Copy the rows below verbatim, from the first one through the one that contains "- density-cell: [695, 793, 708, 806]", including both ends.

begin DATA RECORDS

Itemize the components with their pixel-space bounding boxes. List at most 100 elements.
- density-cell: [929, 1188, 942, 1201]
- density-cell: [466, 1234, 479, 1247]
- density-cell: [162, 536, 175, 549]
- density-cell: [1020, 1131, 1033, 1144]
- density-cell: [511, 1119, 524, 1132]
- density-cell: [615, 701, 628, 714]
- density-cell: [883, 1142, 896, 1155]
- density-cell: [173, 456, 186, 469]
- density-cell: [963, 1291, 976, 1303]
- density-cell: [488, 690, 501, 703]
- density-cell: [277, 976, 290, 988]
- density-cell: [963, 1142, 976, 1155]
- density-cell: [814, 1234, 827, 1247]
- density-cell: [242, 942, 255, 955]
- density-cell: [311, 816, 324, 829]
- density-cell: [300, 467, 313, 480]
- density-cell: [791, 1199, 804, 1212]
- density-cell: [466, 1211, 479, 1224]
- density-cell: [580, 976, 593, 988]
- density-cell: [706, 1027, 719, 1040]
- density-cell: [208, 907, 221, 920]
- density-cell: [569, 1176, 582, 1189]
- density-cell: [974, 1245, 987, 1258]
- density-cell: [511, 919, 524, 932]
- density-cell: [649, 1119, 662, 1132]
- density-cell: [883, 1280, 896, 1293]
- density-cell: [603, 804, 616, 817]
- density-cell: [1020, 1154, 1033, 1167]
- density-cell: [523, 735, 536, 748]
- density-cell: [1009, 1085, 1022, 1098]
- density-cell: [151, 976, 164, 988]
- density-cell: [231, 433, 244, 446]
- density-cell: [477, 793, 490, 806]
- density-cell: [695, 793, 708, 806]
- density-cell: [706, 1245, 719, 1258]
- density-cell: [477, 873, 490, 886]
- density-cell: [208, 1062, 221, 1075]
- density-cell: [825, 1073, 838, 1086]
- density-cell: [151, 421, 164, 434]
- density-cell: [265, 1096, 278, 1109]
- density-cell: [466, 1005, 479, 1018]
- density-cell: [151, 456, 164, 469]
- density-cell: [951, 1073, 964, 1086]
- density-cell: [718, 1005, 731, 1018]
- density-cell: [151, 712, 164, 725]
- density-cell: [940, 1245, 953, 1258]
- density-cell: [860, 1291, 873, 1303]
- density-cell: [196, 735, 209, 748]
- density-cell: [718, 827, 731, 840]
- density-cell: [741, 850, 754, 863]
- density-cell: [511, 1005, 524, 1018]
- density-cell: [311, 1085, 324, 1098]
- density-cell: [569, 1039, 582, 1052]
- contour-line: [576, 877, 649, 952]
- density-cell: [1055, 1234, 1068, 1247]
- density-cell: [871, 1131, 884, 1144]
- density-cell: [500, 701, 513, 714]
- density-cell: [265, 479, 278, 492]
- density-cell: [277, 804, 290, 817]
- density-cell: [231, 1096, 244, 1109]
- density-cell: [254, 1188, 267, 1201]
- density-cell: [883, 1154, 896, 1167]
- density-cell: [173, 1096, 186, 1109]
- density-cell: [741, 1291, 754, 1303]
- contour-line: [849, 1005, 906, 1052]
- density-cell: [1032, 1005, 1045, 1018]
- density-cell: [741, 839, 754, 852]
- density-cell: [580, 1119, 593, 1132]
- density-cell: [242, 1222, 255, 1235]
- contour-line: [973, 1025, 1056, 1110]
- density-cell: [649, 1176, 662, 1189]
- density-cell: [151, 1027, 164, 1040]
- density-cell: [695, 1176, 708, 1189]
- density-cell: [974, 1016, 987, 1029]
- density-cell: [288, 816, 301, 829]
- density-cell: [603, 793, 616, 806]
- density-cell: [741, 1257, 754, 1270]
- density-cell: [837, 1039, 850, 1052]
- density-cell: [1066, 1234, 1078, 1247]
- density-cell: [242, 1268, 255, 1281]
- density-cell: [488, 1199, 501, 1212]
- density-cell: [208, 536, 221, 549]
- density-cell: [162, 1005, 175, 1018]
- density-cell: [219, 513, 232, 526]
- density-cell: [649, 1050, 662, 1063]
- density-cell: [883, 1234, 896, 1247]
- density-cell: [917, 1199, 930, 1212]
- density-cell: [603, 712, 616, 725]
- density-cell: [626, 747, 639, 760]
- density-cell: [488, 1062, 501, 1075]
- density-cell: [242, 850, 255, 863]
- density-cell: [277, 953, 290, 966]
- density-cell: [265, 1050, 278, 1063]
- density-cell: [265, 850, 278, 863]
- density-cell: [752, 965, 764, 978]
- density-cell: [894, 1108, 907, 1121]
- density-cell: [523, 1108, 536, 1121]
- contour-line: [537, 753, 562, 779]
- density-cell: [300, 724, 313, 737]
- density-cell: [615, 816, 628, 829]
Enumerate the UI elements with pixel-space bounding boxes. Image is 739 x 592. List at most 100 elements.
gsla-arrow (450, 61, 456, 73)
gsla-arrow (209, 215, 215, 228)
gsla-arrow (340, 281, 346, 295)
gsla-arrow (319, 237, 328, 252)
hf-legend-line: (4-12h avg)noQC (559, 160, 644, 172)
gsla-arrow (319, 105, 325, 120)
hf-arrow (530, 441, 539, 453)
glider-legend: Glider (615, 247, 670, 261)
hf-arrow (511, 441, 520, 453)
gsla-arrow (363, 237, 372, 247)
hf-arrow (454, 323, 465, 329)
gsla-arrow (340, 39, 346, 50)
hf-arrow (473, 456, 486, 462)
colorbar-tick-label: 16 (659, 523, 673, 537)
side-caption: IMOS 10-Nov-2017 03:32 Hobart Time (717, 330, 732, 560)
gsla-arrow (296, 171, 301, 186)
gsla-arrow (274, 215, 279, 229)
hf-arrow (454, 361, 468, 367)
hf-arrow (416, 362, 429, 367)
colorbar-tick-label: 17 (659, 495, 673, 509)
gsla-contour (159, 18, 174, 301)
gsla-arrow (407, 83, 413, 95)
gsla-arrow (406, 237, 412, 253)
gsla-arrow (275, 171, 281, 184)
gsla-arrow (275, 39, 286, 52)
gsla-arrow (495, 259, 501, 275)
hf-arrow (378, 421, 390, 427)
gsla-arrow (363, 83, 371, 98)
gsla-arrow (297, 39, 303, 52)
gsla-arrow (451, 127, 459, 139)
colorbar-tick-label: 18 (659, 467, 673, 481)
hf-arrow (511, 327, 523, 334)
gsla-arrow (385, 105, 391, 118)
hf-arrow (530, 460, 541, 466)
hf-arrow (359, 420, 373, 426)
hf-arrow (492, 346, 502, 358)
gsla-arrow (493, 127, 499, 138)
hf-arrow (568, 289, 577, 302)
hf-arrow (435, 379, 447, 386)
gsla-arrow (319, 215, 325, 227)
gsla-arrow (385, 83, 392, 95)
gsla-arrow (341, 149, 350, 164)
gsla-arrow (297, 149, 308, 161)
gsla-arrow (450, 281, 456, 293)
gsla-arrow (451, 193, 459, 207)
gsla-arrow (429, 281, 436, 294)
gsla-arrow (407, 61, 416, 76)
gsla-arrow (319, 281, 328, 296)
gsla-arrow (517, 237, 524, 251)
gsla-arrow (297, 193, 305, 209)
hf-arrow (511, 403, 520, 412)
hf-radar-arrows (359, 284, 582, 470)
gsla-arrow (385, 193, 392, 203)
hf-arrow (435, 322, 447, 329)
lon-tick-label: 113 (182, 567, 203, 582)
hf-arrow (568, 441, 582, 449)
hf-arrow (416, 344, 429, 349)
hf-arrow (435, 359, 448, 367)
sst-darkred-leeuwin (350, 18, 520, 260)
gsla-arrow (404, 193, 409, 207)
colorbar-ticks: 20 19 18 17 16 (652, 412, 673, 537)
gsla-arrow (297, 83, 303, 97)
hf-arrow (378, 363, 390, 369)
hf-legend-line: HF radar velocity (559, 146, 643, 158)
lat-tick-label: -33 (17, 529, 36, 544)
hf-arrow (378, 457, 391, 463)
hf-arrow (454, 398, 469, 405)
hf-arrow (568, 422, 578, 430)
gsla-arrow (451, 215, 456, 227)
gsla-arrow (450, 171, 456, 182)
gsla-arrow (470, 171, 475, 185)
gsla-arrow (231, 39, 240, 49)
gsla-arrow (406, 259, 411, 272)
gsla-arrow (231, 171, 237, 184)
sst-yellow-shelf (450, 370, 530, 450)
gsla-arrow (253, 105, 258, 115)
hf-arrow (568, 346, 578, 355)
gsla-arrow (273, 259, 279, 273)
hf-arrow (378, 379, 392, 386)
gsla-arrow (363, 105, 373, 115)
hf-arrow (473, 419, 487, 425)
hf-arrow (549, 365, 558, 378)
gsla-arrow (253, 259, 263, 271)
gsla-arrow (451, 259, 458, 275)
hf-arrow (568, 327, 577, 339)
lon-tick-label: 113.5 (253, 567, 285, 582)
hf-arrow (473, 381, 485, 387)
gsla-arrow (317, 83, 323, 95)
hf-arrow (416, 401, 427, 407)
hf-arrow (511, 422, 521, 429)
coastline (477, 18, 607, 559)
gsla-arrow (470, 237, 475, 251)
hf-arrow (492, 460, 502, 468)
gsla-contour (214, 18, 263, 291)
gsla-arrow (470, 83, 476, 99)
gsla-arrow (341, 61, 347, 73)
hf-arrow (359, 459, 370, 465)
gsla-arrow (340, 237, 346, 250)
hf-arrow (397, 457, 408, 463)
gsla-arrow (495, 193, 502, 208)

end DATA RECORDS

RESPONSE BELOW —
Itemize the components with their pixel-space bounding boxes. List at most 100 elements.
- density-cell: [929, 1188, 942, 1201]
- density-cell: [466, 1234, 479, 1247]
- density-cell: [162, 536, 175, 549]
- density-cell: [1020, 1131, 1033, 1144]
- density-cell: [511, 1119, 524, 1132]
- density-cell: [615, 701, 628, 714]
- density-cell: [883, 1142, 896, 1155]
- density-cell: [173, 456, 186, 469]
- density-cell: [963, 1291, 976, 1303]
- density-cell: [488, 690, 501, 703]
- density-cell: [277, 976, 290, 988]
- density-cell: [963, 1142, 976, 1155]
- density-cell: [814, 1234, 827, 1247]
- density-cell: [242, 942, 255, 955]
- density-cell: [311, 816, 324, 829]
- density-cell: [300, 467, 313, 480]
- density-cell: [791, 1199, 804, 1212]
- density-cell: [466, 1211, 479, 1224]
- density-cell: [580, 976, 593, 988]
- density-cell: [706, 1027, 719, 1040]
- density-cell: [208, 907, 221, 920]
- density-cell: [569, 1176, 582, 1189]
- density-cell: [974, 1245, 987, 1258]
- density-cell: [511, 919, 524, 932]
- density-cell: [649, 1119, 662, 1132]
- density-cell: [883, 1280, 896, 1293]
- density-cell: [603, 804, 616, 817]
- density-cell: [1020, 1154, 1033, 1167]
- density-cell: [523, 735, 536, 748]
- density-cell: [1009, 1085, 1022, 1098]
- density-cell: [151, 976, 164, 988]
- density-cell: [231, 433, 244, 446]
- density-cell: [477, 793, 490, 806]
- density-cell: [695, 793, 708, 806]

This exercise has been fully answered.